• _EXERCISE OBJECTIVE_
Report, word for word, every line of the material that contains "name".

• _SUPPLIED DATA_
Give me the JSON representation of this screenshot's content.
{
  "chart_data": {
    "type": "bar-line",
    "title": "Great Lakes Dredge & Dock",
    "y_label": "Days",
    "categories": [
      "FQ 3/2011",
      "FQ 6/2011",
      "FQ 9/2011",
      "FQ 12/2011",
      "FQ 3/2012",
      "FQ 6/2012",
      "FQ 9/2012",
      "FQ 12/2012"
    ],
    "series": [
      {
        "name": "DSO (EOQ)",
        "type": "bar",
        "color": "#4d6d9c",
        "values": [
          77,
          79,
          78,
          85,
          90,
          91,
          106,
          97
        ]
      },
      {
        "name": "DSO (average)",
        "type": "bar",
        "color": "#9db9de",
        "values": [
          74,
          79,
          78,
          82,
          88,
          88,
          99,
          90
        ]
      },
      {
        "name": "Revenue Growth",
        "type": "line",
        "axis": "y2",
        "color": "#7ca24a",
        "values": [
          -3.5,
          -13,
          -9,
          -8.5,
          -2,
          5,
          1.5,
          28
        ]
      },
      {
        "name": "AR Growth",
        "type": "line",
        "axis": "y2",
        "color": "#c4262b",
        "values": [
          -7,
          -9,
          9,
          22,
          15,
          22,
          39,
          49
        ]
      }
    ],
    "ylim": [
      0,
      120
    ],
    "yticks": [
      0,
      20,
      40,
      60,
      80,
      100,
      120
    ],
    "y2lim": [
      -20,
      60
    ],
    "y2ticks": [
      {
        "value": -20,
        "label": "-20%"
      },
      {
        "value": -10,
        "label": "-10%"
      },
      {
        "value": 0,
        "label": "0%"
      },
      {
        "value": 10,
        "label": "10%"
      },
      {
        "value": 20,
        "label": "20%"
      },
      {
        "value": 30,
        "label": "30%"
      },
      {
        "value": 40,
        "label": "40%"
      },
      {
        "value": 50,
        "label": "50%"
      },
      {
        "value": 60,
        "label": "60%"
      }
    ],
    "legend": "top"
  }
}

• _WRITTEN SOLUTION_
        "name": "DSO (EOQ)",
        "name": "DSO (average)",
        "name": "Revenue Growth",
        "name": "AR Growth",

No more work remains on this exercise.